### Directions for this task
In the rows below, replace "body-line" with "text-line" and write out every row again with no other changes. Leave the pictures out of your answer.

^^^^^^^^^^^^^^^^

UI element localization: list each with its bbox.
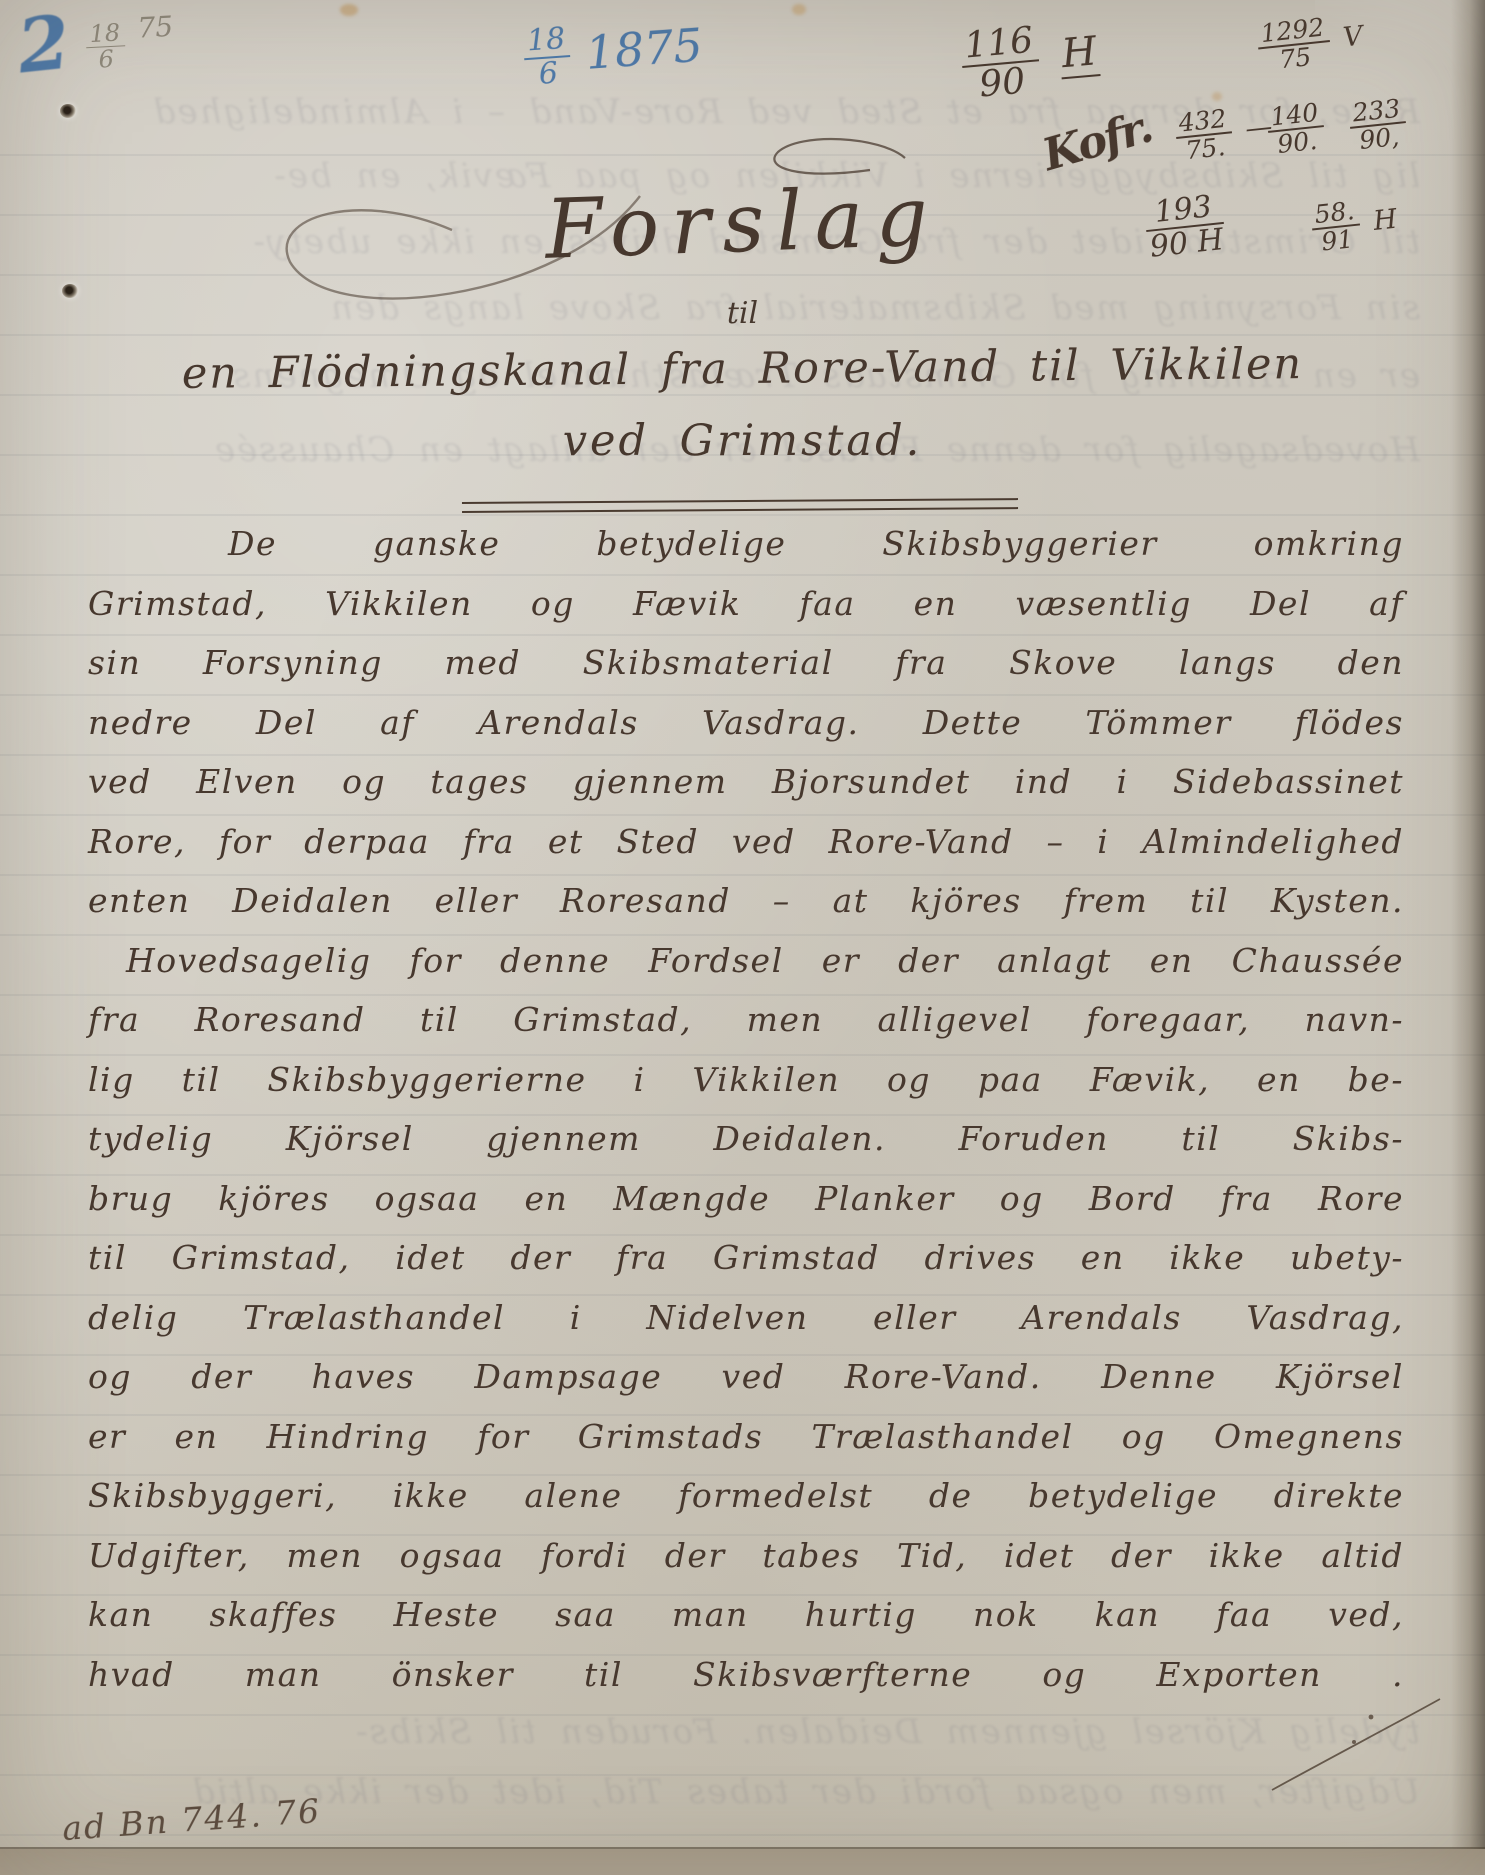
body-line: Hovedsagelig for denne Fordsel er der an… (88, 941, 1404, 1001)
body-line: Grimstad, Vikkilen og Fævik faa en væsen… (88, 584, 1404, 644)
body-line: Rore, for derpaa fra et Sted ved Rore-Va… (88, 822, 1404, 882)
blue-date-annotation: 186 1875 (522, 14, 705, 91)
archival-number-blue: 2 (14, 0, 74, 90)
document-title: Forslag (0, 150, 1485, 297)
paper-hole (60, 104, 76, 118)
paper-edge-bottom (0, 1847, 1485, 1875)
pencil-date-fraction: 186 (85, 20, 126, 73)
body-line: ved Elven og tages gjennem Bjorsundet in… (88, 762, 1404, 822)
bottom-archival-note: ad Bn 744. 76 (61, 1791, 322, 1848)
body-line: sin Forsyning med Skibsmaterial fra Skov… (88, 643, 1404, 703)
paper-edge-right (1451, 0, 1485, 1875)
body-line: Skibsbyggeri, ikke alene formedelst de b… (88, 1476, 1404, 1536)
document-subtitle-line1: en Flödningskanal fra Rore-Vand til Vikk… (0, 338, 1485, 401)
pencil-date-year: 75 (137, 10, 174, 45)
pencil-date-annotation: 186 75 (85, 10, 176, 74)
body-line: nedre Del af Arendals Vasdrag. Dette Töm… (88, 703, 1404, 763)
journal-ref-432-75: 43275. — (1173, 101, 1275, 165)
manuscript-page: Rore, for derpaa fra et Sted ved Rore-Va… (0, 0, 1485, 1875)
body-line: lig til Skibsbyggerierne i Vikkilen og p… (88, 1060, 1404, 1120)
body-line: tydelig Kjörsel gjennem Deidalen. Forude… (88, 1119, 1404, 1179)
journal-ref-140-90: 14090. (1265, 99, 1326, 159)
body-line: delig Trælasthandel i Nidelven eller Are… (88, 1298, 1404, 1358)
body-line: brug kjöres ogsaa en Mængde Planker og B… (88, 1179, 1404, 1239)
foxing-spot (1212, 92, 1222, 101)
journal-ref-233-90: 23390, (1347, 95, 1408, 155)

^^^^^^^^^^^^^^^^

### Expected answer
UI element localization: list each with its bbox.
text-line: Hovedsagelig for denne Fordsel er der an… (88, 941, 1404, 1001)
text-line: Grimstad, Vikkilen og Fævik faa en væsen… (88, 584, 1404, 644)
text-line: Rore, for derpaa fra et Sted ved Rore-Va… (88, 822, 1404, 882)
blue-date-annotation: 186 1875 (522, 14, 705, 91)
archival-number-blue: 2 (14, 0, 74, 90)
document-title: Forslag (0, 150, 1485, 297)
paper-hole (60, 104, 76, 118)
paper-edge-bottom (0, 1847, 1485, 1875)
pencil-date-fraction: 186 (85, 20, 126, 73)
text-line: ved Elven og tages gjennem Bjorsundet in… (88, 762, 1404, 822)
bottom-archival-note: ad Bn 744. 76 (61, 1791, 322, 1848)
text-line: sin Forsyning med Skibsmaterial fra Skov… (88, 643, 1404, 703)
paper-edge-right (1451, 0, 1485, 1875)
text-line: Skibsbyggeri, ikke alene formedelst de b… (88, 1476, 1404, 1536)
document-subtitle-line1: en Flödningskanal fra Rore-Vand til Vikk… (0, 338, 1485, 401)
pencil-date-year: 75 (137, 10, 174, 45)
pencil-date-annotation: 186 75 (85, 10, 176, 74)
text-line: nedre Del af Arendals Vasdrag. Dette Töm… (88, 703, 1404, 763)
journal-ref-432-75: 43275. — (1173, 101, 1275, 165)
manuscript-page: Rore, for derpaa fra et Sted ved Rore-Va… (0, 0, 1485, 1875)
text-line: lig til Skibsbyggerierne i Vikkilen og p… (88, 1060, 1404, 1120)
text-line: tydelig Kjörsel gjennem Deidalen. Forude… (88, 1119, 1404, 1179)
journal-ref-140-90: 14090. (1265, 99, 1326, 159)
text-line: delig Trælasthandel i Nidelven eller Are… (88, 1298, 1404, 1358)
text-line: brug kjöres ogsaa en Mængde Planker og B… (88, 1179, 1404, 1239)
foxing-spot (1212, 92, 1222, 101)
journal-ref-233-90: 23390, (1347, 95, 1408, 155)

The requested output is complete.